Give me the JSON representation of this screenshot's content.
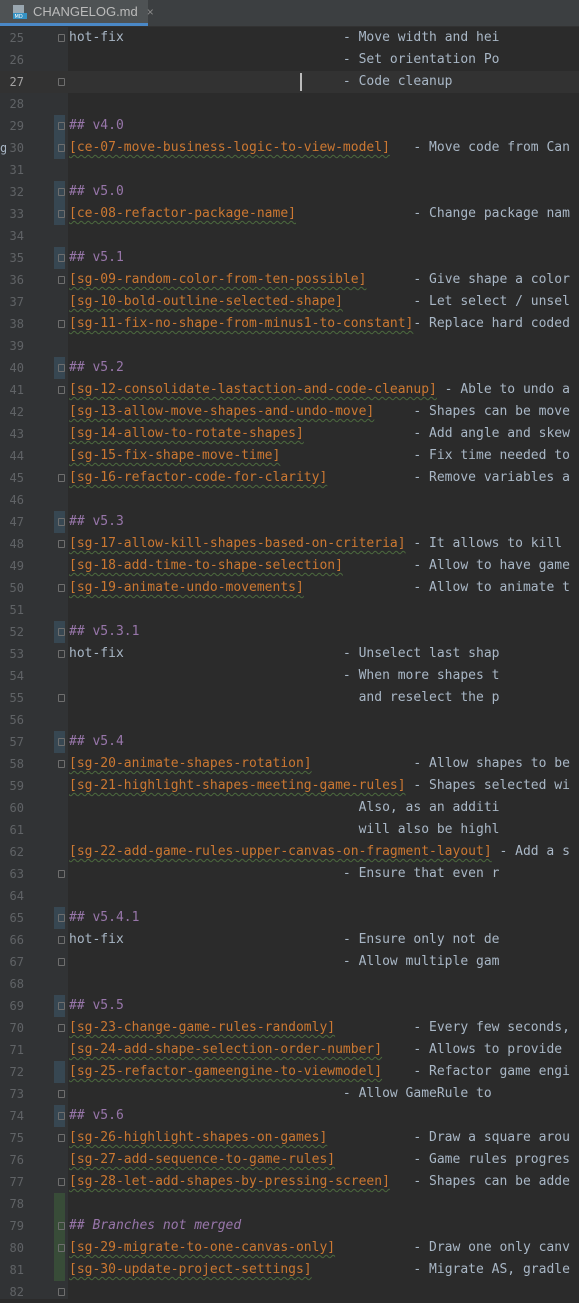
{
  "tab": {
    "label": "CHANGELOG.md",
    "close": "×",
    "icon": "markdown-file-icon",
    "icon_text": "MD"
  },
  "lines": [
    {
      "num": "25",
      "segments": [
        {
          "t": "hot-fix",
          "c": "text"
        },
        {
          "t": "                            - Move width and hei",
          "c": "text"
        }
      ],
      "fold": true
    },
    {
      "num": "26",
      "segments": [
        {
          "t": "                                   - Set orientation Po",
          "c": "text"
        }
      ]
    },
    {
      "num": "27",
      "segments": [
        {
          "t": "                                   - Code cleanup",
          "c": "text"
        }
      ],
      "fold": true,
      "current": true
    },
    {
      "num": "28",
      "segments": []
    },
    {
      "num": "29",
      "segments": [
        {
          "t": "## v4.0",
          "c": "head"
        }
      ],
      "fold": true,
      "change": "blue"
    },
    {
      "num": "30",
      "segments": [
        {
          "t": "[ce-07-move-business-logic-to-view-model]",
          "c": "link"
        },
        {
          "t": "   - Move code from Can",
          "c": "text"
        }
      ],
      "fold": true,
      "change": "blue",
      "leftmark": "g"
    },
    {
      "num": "31",
      "segments": []
    },
    {
      "num": "32",
      "segments": [
        {
          "t": "## v5.0",
          "c": "head"
        }
      ],
      "fold": true,
      "change": "blue"
    },
    {
      "num": "33",
      "segments": [
        {
          "t": "[ce-08-refactor-package-name]",
          "c": "link"
        },
        {
          "t": "               - Change package nam",
          "c": "text"
        }
      ],
      "fold": true,
      "change": "blue"
    },
    {
      "num": "34",
      "segments": []
    },
    {
      "num": "35",
      "segments": [
        {
          "t": "## v5.1",
          "c": "head"
        }
      ],
      "fold": true,
      "change": "blue"
    },
    {
      "num": "36",
      "segments": [
        {
          "t": "[sg-09-random-color-from-ten-possible]",
          "c": "link"
        },
        {
          "t": "      - Give shape a color",
          "c": "text"
        }
      ],
      "fold": true
    },
    {
      "num": "37",
      "segments": [
        {
          "t": "[sg-10-bold-outline-selected-shape]",
          "c": "link"
        },
        {
          "t": "         - Let select / unsel",
          "c": "text"
        }
      ]
    },
    {
      "num": "38",
      "segments": [
        {
          "t": "[sg-11-fix-no-shape-from-minus1-to-constant]",
          "c": "link"
        },
        {
          "t": "- Replace hard coded",
          "c": "text"
        }
      ],
      "fold": true
    },
    {
      "num": "39",
      "segments": []
    },
    {
      "num": "40",
      "segments": [
        {
          "t": "## v5.2",
          "c": "head"
        }
      ],
      "fold": true,
      "change": "blue"
    },
    {
      "num": "41",
      "segments": [
        {
          "t": "[sg-12-consolidate-lastaction-and-code-cleanup]",
          "c": "link"
        },
        {
          "t": " - Able to undo a",
          "c": "text"
        }
      ],
      "fold": true
    },
    {
      "num": "42",
      "segments": [
        {
          "t": "[sg-13-allow-move-shapes-and-undo-move]",
          "c": "link"
        },
        {
          "t": "     - Shapes can be move",
          "c": "text"
        }
      ]
    },
    {
      "num": "43",
      "segments": [
        {
          "t": "[sg-14-allow-to-rotate-shapes]",
          "c": "link"
        },
        {
          "t": "              - Add angle and skew",
          "c": "text"
        }
      ]
    },
    {
      "num": "44",
      "segments": [
        {
          "t": "[sg-15-fix-shape-move-time]",
          "c": "link"
        },
        {
          "t": "                 - Fix time needed to",
          "c": "text"
        }
      ]
    },
    {
      "num": "45",
      "segments": [
        {
          "t": "[sg-16-refactor-code-for-clarity]",
          "c": "link"
        },
        {
          "t": "           - Remove variables a",
          "c": "text"
        }
      ],
      "fold": true
    },
    {
      "num": "46",
      "segments": []
    },
    {
      "num": "47",
      "segments": [
        {
          "t": "## v5.3",
          "c": "head"
        }
      ],
      "fold": true,
      "change": "blue"
    },
    {
      "num": "48",
      "segments": [
        {
          "t": "[sg-17-allow-kill-shapes-based-on-criteria]",
          "c": "link"
        },
        {
          "t": " - It allows to kill",
          "c": "text"
        }
      ],
      "fold": true
    },
    {
      "num": "49",
      "segments": [
        {
          "t": "[sg-18-add-time-to-shape-selection]",
          "c": "link"
        },
        {
          "t": "         - Allow to have game",
          "c": "text"
        }
      ]
    },
    {
      "num": "50",
      "segments": [
        {
          "t": "[sg-19-animate-undo-movements]",
          "c": "link"
        },
        {
          "t": "              - Allow to animate t",
          "c": "text"
        }
      ],
      "fold": true
    },
    {
      "num": "51",
      "segments": []
    },
    {
      "num": "52",
      "segments": [
        {
          "t": "## v5.3.1",
          "c": "head"
        }
      ],
      "fold": true,
      "change": "blue"
    },
    {
      "num": "53",
      "segments": [
        {
          "t": "hot-fix",
          "c": "text"
        },
        {
          "t": "                            - Unselect last shap",
          "c": "text"
        }
      ],
      "fold": true
    },
    {
      "num": "54",
      "segments": [
        {
          "t": "                                   - When more shapes t",
          "c": "text"
        }
      ]
    },
    {
      "num": "55",
      "segments": [
        {
          "t": "                                     and reselect the p",
          "c": "text"
        }
      ],
      "fold": true
    },
    {
      "num": "56",
      "segments": []
    },
    {
      "num": "57",
      "segments": [
        {
          "t": "## v5.4",
          "c": "head"
        }
      ],
      "fold": true,
      "change": "blue"
    },
    {
      "num": "58",
      "segments": [
        {
          "t": "[sg-20-animate-shapes-rotation]",
          "c": "link"
        },
        {
          "t": "             - Allow shapes to be",
          "c": "text"
        }
      ],
      "fold": true
    },
    {
      "num": "59",
      "segments": [
        {
          "t": "[sg-21-highlight-shapes-meeting-game-rules]",
          "c": "link"
        },
        {
          "t": " - Shapes selected wi",
          "c": "text"
        }
      ]
    },
    {
      "num": "60",
      "segments": [
        {
          "t": "                                     Also, as an additi",
          "c": "text"
        }
      ]
    },
    {
      "num": "61",
      "segments": [
        {
          "t": "                                     will also be highl",
          "c": "text"
        }
      ]
    },
    {
      "num": "62",
      "segments": [
        {
          "t": "[sg-22-add-game-rules-upper-canvas-on-fragment-layout]",
          "c": "link"
        },
        {
          "t": " - Add a s",
          "c": "text"
        }
      ]
    },
    {
      "num": "63",
      "segments": [
        {
          "t": "                                   - Ensure that even r",
          "c": "text"
        }
      ],
      "fold": true
    },
    {
      "num": "64",
      "segments": []
    },
    {
      "num": "65",
      "segments": [
        {
          "t": "## v5.4.1",
          "c": "head"
        }
      ],
      "fold": true,
      "change": "blue"
    },
    {
      "num": "66",
      "segments": [
        {
          "t": "hot-fix",
          "c": "text"
        },
        {
          "t": "                            - Ensure only not de",
          "c": "text"
        }
      ],
      "fold": true
    },
    {
      "num": "67",
      "segments": [
        {
          "t": "                                   - Allow multiple gam",
          "c": "text"
        }
      ],
      "fold": true
    },
    {
      "num": "68",
      "segments": []
    },
    {
      "num": "69",
      "segments": [
        {
          "t": "## v5.5",
          "c": "head"
        }
      ],
      "fold": true,
      "change": "blue"
    },
    {
      "num": "70",
      "segments": [
        {
          "t": "[sg-23-change-game-rules-randomly]",
          "c": "link"
        },
        {
          "t": "          - Every few seconds,",
          "c": "text"
        }
      ],
      "fold": true
    },
    {
      "num": "71",
      "segments": [
        {
          "t": "[sg-24-add-shape-selection-order-number]",
          "c": "link"
        },
        {
          "t": "    - Allows to provide",
          "c": "text"
        }
      ]
    },
    {
      "num": "72",
      "segments": [
        {
          "t": "[sg-25-refactor-gameengine-to-viewmodel]",
          "c": "link"
        },
        {
          "t": "    - Refactor game engi",
          "c": "text"
        }
      ],
      "change": "blue"
    },
    {
      "num": "73",
      "segments": [
        {
          "t": "                                   - Allow GameRule to",
          "c": "text"
        }
      ],
      "fold": true
    },
    {
      "num": "74",
      "segments": [
        {
          "t": "## v5.6",
          "c": "head"
        }
      ],
      "fold": true,
      "change": "blue"
    },
    {
      "num": "75",
      "segments": [
        {
          "t": "[sg-26-highlight-shapes-on-games]",
          "c": "link"
        },
        {
          "t": "           - Draw a square arou",
          "c": "text"
        }
      ],
      "fold": true
    },
    {
      "num": "76",
      "segments": [
        {
          "t": "[sg-27-add-sequence-to-game-rules]",
          "c": "link"
        },
        {
          "t": "          - Game rules progres",
          "c": "text"
        }
      ]
    },
    {
      "num": "77",
      "segments": [
        {
          "t": "[sg-28-let-add-shapes-by-pressing-screen]",
          "c": "link"
        },
        {
          "t": "   - Shapes can be adde",
          "c": "text"
        }
      ],
      "fold": true
    },
    {
      "num": "78",
      "segments": [],
      "change": "green"
    },
    {
      "num": "79",
      "segments": [
        {
          "t": "## Branches not merged",
          "c": "ital"
        }
      ],
      "fold": true,
      "change": "green"
    },
    {
      "num": "80",
      "segments": [
        {
          "t": "[sg-29-migrate-to-one-canvas-only]",
          "c": "link"
        },
        {
          "t": "          - Draw one only canv",
          "c": "text"
        }
      ],
      "fold": true,
      "change": "green"
    },
    {
      "num": "81",
      "segments": [
        {
          "t": "[sg-30-update-project-settings]",
          "c": "link"
        },
        {
          "t": "             - Migrate AS, gradle",
          "c": "text"
        }
      ],
      "change": "green"
    },
    {
      "num": "82",
      "segments": [],
      "fold": true
    }
  ]
}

----

### [Problem description]
Show all lines in the entries above where the string "Ensure" appears.

### [Task solution]
          "t": "                                   - Ensure that even r",
          "t": "                            - Ensure only not de",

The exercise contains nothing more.